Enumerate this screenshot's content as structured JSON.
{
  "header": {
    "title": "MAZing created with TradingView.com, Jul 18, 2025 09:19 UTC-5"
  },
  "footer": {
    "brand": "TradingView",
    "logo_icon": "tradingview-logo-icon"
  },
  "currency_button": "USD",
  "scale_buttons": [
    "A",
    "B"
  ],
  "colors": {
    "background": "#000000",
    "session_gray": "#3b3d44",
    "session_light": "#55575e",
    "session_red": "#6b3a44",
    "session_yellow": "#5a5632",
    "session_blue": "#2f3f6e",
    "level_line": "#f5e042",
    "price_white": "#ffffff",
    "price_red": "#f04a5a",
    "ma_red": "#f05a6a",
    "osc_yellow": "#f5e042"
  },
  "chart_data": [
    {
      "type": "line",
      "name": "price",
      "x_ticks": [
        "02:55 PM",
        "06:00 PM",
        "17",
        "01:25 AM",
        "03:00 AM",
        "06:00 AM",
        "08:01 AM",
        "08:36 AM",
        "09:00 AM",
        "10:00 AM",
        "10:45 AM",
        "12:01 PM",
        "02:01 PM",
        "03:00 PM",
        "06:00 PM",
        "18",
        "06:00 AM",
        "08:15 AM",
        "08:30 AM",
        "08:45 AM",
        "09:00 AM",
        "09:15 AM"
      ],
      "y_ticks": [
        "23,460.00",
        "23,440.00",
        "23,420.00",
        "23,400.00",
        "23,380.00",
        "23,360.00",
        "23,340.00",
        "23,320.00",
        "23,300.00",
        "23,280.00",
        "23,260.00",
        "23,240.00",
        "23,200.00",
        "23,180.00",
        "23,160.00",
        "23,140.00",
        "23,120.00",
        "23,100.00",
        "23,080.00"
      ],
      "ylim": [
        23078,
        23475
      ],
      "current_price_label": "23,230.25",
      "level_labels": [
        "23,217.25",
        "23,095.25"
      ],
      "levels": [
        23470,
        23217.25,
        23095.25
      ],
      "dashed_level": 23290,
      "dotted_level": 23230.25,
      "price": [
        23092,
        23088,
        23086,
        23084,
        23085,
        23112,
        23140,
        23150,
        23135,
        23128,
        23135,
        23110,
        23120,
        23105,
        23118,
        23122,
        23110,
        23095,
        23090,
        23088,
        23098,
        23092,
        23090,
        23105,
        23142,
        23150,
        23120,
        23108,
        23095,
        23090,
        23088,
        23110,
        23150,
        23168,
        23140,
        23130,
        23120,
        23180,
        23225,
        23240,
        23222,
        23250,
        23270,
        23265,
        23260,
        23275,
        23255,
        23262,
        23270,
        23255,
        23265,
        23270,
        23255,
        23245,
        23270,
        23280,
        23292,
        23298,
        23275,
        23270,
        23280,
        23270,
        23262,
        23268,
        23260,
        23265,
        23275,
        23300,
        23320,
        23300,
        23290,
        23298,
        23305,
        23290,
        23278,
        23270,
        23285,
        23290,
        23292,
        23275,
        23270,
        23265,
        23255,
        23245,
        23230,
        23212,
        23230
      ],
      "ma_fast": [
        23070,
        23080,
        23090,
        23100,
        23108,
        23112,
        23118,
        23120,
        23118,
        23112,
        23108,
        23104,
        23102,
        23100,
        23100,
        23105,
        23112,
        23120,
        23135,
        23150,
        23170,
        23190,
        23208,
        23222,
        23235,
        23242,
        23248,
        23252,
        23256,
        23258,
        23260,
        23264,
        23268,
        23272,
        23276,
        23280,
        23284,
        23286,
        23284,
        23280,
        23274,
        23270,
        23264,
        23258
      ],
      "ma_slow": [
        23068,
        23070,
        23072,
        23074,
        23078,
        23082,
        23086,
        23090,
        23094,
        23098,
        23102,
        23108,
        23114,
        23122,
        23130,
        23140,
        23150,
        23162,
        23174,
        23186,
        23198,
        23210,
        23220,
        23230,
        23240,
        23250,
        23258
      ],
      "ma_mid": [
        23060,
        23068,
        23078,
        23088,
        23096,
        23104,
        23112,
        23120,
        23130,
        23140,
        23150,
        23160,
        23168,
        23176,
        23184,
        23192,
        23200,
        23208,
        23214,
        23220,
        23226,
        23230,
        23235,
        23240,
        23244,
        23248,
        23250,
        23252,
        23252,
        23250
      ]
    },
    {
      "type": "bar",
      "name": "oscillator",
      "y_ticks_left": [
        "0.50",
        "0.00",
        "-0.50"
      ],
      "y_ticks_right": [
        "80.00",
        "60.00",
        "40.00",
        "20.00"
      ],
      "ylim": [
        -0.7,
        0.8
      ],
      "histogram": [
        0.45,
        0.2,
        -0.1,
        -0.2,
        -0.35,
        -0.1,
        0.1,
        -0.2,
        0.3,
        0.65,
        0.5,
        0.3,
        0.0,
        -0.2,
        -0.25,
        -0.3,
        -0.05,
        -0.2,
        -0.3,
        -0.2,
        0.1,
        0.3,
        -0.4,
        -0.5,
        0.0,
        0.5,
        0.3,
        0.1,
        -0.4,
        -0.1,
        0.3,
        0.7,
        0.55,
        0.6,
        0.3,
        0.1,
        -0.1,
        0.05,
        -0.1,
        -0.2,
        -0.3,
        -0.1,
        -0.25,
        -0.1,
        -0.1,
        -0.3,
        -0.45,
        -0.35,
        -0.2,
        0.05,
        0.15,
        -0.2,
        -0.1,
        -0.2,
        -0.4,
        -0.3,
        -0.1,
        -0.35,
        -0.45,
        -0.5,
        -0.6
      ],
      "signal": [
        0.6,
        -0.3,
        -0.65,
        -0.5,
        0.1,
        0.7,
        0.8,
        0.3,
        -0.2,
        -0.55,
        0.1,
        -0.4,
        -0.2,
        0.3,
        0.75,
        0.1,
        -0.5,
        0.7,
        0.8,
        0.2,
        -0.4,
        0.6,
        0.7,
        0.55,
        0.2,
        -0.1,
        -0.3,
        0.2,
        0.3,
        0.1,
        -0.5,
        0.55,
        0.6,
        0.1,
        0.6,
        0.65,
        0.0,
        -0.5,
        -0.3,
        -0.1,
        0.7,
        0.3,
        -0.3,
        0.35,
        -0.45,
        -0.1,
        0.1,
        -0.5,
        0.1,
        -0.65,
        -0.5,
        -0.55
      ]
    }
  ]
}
::::
Write out the records above again, keeping each one identical to the original.

Enumerate this screenshot's content as structured JSON.
{
  "header": {
    "title": "MAZing created with TradingView.com, Jul 18, 2025 09:19 UTC-5"
  },
  "footer": {
    "brand": "TradingView",
    "logo_icon": "tradingview-logo-icon"
  },
  "currency_button": "USD",
  "scale_buttons": [
    "A",
    "B"
  ],
  "colors": {
    "background": "#000000",
    "session_gray": "#3b3d44",
    "session_light": "#55575e",
    "session_red": "#6b3a44",
    "session_yellow": "#5a5632",
    "session_blue": "#2f3f6e",
    "level_line": "#f5e042",
    "price_white": "#ffffff",
    "price_red": "#f04a5a",
    "ma_red": "#f05a6a",
    "osc_yellow": "#f5e042"
  },
  "chart_data": [
    {
      "type": "line",
      "name": "price",
      "x_ticks": [
        "02:55 PM",
        "06:00 PM",
        "17",
        "01:25 AM",
        "03:00 AM",
        "06:00 AM",
        "08:01 AM",
        "08:36 AM",
        "09:00 AM",
        "10:00 AM",
        "10:45 AM",
        "12:01 PM",
        "02:01 PM",
        "03:00 PM",
        "06:00 PM",
        "18",
        "06:00 AM",
        "08:15 AM",
        "08:30 AM",
        "08:45 AM",
        "09:00 AM",
        "09:15 AM"
      ],
      "y_ticks": [
        "23,460.00",
        "23,440.00",
        "23,420.00",
        "23,400.00",
        "23,380.00",
        "23,360.00",
        "23,340.00",
        "23,320.00",
        "23,300.00",
        "23,280.00",
        "23,260.00",
        "23,240.00",
        "23,200.00",
        "23,180.00",
        "23,160.00",
        "23,140.00",
        "23,120.00",
        "23,100.00",
        "23,080.00"
      ],
      "ylim": [
        23078,
        23475
      ],
      "current_price_label": "23,230.25",
      "level_labels": [
        "23,217.25",
        "23,095.25"
      ],
      "levels": [
        23470,
        23217.25,
        23095.25
      ],
      "dashed_level": 23290,
      "dotted_level": 23230.25,
      "price": [
        23092,
        23088,
        23086,
        23084,
        23085,
        23112,
        23140,
        23150,
        23135,
        23128,
        23135,
        23110,
        23120,
        23105,
        23118,
        23122,
        23110,
        23095,
        23090,
        23088,
        23098,
        23092,
        23090,
        23105,
        23142,
        23150,
        23120,
        23108,
        23095,
        23090,
        23088,
        23110,
        23150,
        23168,
        23140,
        23130,
        23120,
        23180,
        23225,
        23240,
        23222,
        23250,
        23270,
        23265,
        23260,
        23275,
        23255,
        23262,
        23270,
        23255,
        23265,
        23270,
        23255,
        23245,
        23270,
        23280,
        23292,
        23298,
        23275,
        23270,
        23280,
        23270,
        23262,
        23268,
        23260,
        23265,
        23275,
        23300,
        23320,
        23300,
        23290,
        23298,
        23305,
        23290,
        23278,
        23270,
        23285,
        23290,
        23292,
        23275,
        23270,
        23265,
        23255,
        23245,
        23230,
        23212,
        23230
      ],
      "ma_fast": [
        23070,
        23080,
        23090,
        23100,
        23108,
        23112,
        23118,
        23120,
        23118,
        23112,
        23108,
        23104,
        23102,
        23100,
        23100,
        23105,
        23112,
        23120,
        23135,
        23150,
        23170,
        23190,
        23208,
        23222,
        23235,
        23242,
        23248,
        23252,
        23256,
        23258,
        23260,
        23264,
        23268,
        23272,
        23276,
        23280,
        23284,
        23286,
        23284,
        23280,
        23274,
        23270,
        23264,
        23258
      ],
      "ma_slow": [
        23068,
        23070,
        23072,
        23074,
        23078,
        23082,
        23086,
        23090,
        23094,
        23098,
        23102,
        23108,
        23114,
        23122,
        23130,
        23140,
        23150,
        23162,
        23174,
        23186,
        23198,
        23210,
        23220,
        23230,
        23240,
        23250,
        23258
      ],
      "ma_mid": [
        23060,
        23068,
        23078,
        23088,
        23096,
        23104,
        23112,
        23120,
        23130,
        23140,
        23150,
        23160,
        23168,
        23176,
        23184,
        23192,
        23200,
        23208,
        23214,
        23220,
        23226,
        23230,
        23235,
        23240,
        23244,
        23248,
        23250,
        23252,
        23252,
        23250
      ]
    },
    {
      "type": "bar",
      "name": "oscillator",
      "y_ticks_left": [
        "0.50",
        "0.00",
        "-0.50"
      ],
      "y_ticks_right": [
        "80.00",
        "60.00",
        "40.00",
        "20.00"
      ],
      "ylim": [
        -0.7,
        0.8
      ],
      "histogram": [
        0.45,
        0.2,
        -0.1,
        -0.2,
        -0.35,
        -0.1,
        0.1,
        -0.2,
        0.3,
        0.65,
        0.5,
        0.3,
        0.0,
        -0.2,
        -0.25,
        -0.3,
        -0.05,
        -0.2,
        -0.3,
        -0.2,
        0.1,
        0.3,
        -0.4,
        -0.5,
        0.0,
        0.5,
        0.3,
        0.1,
        -0.4,
        -0.1,
        0.3,
        0.7,
        0.55,
        0.6,
        0.3,
        0.1,
        -0.1,
        0.05,
        -0.1,
        -0.2,
        -0.3,
        -0.1,
        -0.25,
        -0.1,
        -0.1,
        -0.3,
        -0.45,
        -0.35,
        -0.2,
        0.05,
        0.15,
        -0.2,
        -0.1,
        -0.2,
        -0.4,
        -0.3,
        -0.1,
        -0.35,
        -0.45,
        -0.5,
        -0.6
      ],
      "signal": [
        0.6,
        -0.3,
        -0.65,
        -0.5,
        0.1,
        0.7,
        0.8,
        0.3,
        -0.2,
        -0.55,
        0.1,
        -0.4,
        -0.2,
        0.3,
        0.75,
        0.1,
        -0.5,
        0.7,
        0.8,
        0.2,
        -0.4,
        0.6,
        0.7,
        0.55,
        0.2,
        -0.1,
        -0.3,
        0.2,
        0.3,
        0.1,
        -0.5,
        0.55,
        0.6,
        0.1,
        0.6,
        0.65,
        0.0,
        -0.5,
        -0.3,
        -0.1,
        0.7,
        0.3,
        -0.3,
        0.35,
        -0.45,
        -0.1,
        0.1,
        -0.5,
        0.1,
        -0.65,
        -0.5,
        -0.55
      ]
    }
  ]
}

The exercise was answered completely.